▸ **OBJECTIVE**
Where a line of the listing below includes the word "course", reproduce that line.

▸ **Stored data**
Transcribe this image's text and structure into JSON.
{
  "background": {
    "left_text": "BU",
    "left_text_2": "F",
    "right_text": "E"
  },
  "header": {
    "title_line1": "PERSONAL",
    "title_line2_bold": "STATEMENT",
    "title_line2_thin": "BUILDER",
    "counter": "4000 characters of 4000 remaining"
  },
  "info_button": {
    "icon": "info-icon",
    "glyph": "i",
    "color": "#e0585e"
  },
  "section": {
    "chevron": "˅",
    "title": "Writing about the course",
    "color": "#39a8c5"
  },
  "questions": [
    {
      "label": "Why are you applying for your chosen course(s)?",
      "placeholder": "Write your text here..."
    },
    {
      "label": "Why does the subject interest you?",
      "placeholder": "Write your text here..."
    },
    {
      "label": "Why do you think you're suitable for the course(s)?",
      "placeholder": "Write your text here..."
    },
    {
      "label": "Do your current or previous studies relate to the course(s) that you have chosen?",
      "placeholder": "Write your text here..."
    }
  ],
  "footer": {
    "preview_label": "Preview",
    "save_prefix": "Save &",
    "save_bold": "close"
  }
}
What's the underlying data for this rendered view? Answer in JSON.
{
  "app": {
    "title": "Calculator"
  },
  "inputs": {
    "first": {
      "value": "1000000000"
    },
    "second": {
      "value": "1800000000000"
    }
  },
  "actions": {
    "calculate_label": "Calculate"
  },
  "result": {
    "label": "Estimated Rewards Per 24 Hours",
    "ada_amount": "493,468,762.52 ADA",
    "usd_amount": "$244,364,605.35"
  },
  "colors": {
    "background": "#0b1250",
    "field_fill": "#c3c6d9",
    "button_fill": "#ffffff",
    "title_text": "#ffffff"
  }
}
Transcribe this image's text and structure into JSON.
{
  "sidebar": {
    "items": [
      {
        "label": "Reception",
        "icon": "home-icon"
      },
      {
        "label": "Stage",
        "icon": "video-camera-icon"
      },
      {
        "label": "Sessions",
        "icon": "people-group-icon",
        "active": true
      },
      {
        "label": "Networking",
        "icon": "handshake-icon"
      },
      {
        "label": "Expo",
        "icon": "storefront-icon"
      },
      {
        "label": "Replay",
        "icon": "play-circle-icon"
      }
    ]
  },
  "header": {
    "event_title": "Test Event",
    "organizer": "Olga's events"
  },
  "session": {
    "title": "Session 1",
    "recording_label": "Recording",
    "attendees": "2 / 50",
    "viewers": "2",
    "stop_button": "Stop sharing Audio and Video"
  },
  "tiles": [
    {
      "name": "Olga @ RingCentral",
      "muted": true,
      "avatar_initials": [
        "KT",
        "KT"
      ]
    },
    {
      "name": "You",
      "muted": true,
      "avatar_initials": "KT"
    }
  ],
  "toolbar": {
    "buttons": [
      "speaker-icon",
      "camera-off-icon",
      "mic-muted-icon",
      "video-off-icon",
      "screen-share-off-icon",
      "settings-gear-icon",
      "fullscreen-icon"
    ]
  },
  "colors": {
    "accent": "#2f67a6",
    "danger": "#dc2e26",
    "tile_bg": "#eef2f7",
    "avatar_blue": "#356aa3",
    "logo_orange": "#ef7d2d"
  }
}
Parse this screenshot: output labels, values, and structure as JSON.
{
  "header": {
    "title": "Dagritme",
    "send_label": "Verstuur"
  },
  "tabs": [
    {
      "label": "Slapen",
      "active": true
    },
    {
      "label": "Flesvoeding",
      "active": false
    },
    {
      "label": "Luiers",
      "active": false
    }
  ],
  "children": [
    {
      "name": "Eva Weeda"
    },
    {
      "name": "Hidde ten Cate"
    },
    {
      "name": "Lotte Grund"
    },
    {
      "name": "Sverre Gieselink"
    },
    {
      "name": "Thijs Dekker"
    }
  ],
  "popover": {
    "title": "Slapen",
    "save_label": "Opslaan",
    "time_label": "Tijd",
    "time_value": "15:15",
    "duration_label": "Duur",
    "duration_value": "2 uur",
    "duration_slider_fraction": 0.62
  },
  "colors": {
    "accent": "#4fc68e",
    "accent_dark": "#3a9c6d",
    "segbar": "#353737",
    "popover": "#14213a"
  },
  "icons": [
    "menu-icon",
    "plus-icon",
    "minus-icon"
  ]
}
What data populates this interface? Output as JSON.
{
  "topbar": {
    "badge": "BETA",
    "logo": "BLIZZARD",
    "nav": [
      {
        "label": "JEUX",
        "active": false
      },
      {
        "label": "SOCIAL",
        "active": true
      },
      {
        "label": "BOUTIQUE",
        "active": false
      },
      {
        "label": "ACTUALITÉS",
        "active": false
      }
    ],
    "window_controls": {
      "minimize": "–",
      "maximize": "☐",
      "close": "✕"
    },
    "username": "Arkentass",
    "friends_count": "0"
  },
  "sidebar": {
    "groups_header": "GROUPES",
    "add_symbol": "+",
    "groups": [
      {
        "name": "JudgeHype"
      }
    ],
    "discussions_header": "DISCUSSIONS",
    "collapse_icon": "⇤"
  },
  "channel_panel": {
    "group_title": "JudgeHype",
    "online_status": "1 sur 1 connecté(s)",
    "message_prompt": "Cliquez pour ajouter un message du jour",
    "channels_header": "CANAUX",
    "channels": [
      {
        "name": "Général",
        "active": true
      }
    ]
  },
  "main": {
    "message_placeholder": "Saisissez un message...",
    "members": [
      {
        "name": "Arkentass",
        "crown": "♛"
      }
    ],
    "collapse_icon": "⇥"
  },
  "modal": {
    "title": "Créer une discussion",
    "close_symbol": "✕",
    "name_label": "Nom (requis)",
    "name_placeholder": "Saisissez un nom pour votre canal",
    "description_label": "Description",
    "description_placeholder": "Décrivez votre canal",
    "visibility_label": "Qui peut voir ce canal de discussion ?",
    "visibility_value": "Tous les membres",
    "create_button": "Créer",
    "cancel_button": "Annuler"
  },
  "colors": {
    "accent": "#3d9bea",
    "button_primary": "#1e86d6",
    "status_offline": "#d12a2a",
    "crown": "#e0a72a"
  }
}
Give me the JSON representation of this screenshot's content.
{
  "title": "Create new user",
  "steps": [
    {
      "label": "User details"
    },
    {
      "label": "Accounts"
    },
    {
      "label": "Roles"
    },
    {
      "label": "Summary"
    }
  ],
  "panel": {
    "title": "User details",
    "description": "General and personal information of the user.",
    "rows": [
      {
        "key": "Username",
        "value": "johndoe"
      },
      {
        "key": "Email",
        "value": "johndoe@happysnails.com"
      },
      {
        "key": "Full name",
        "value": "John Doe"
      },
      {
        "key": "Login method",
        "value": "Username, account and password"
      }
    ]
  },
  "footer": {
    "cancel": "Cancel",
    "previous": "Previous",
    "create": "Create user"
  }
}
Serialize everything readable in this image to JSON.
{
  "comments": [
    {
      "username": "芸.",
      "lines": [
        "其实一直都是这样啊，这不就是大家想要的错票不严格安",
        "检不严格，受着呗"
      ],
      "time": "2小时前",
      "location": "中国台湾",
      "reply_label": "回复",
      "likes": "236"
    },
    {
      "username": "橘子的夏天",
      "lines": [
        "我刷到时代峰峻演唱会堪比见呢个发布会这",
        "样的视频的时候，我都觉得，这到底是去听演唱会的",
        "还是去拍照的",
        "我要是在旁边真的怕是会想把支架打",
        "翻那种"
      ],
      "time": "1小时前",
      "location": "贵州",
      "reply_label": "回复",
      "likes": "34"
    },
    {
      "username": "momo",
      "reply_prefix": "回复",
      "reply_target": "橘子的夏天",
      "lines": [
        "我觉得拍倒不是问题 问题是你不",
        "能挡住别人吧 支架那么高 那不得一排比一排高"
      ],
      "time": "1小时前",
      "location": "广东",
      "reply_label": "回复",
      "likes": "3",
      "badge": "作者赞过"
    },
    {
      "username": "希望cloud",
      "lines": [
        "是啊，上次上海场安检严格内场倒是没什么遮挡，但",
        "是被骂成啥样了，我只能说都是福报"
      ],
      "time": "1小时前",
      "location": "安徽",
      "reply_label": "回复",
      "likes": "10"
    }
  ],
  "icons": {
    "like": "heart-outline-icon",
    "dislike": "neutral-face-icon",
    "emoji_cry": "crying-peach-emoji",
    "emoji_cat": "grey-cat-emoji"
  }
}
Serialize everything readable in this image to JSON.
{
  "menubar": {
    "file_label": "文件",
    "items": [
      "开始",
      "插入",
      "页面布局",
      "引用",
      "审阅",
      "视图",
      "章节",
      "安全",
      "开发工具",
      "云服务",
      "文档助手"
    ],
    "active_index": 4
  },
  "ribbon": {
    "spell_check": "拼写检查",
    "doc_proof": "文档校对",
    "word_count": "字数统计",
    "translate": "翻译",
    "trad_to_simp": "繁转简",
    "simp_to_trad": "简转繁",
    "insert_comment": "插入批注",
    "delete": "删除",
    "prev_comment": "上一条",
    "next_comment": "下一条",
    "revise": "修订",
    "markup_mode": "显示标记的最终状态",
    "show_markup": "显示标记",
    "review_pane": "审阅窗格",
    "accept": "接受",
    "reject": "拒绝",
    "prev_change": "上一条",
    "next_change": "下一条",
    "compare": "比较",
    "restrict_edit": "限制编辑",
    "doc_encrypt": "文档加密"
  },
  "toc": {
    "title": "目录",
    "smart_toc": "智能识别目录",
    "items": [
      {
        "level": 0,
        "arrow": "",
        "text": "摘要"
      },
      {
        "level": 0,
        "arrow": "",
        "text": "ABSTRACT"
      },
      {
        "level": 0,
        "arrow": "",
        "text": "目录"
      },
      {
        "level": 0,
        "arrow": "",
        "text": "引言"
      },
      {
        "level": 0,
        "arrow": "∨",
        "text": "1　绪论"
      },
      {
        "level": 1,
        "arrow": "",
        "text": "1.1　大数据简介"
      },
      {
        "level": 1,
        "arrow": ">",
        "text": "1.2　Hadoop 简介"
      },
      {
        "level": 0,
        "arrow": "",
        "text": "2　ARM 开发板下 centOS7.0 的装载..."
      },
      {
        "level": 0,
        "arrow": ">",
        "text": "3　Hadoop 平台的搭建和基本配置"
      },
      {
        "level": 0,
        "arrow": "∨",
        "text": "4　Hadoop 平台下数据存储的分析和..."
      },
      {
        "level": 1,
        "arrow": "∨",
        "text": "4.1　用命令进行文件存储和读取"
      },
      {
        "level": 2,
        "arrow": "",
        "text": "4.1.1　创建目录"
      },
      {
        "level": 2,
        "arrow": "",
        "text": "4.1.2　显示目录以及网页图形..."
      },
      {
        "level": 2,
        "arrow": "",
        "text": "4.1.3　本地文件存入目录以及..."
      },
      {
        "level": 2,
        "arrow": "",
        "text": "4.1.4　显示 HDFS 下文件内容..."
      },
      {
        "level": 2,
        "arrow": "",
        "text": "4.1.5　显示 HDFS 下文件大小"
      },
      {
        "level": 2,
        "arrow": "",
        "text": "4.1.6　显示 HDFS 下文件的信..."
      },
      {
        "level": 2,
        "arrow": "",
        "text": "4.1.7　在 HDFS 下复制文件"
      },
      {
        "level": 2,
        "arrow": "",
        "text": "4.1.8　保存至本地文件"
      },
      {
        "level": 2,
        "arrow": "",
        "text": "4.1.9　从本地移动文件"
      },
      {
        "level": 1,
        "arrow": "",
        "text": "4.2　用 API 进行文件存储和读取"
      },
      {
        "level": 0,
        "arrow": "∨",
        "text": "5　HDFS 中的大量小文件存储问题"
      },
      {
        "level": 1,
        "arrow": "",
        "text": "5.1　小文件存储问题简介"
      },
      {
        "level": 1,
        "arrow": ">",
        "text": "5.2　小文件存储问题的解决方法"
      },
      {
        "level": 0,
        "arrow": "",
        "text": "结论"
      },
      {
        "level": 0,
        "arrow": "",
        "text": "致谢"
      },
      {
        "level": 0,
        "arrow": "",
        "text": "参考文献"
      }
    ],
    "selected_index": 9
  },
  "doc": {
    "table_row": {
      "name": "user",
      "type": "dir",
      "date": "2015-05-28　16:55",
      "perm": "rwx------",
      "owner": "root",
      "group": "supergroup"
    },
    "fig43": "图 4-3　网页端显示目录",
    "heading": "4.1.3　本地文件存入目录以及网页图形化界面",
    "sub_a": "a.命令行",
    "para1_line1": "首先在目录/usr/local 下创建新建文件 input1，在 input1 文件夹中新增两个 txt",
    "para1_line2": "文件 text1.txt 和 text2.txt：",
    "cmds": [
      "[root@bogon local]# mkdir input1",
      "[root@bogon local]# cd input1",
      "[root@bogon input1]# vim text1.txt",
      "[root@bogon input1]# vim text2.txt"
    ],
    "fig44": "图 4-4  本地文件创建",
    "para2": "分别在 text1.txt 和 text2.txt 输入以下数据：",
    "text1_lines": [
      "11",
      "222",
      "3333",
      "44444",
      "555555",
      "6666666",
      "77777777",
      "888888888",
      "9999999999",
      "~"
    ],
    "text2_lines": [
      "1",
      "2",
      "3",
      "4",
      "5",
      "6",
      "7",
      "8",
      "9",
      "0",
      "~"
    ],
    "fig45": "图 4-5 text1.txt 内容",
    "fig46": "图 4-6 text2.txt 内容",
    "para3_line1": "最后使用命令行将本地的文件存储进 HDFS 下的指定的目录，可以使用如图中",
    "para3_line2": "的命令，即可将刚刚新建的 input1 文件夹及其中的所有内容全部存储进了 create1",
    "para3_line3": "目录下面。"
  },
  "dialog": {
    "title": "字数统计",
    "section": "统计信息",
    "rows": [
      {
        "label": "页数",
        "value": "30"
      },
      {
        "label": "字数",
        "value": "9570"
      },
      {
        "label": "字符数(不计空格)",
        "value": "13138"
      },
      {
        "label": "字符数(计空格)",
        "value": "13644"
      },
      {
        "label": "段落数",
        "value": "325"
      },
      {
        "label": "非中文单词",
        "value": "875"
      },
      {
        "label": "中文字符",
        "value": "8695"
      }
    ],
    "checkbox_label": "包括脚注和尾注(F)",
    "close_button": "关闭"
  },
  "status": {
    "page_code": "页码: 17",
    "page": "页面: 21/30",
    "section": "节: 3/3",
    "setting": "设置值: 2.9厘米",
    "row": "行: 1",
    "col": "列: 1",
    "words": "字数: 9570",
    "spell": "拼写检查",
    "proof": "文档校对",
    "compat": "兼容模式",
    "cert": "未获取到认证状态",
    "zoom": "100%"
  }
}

▸ **REPLY**
    "title": "Writing about the course",
      "label": "Why are you applying for your chosen course(s)?",
      "label": "Why do you think you're suitable for the course(s)?",
      "label": "Do your current or previous studies relate to the course(s) that you have chosen?",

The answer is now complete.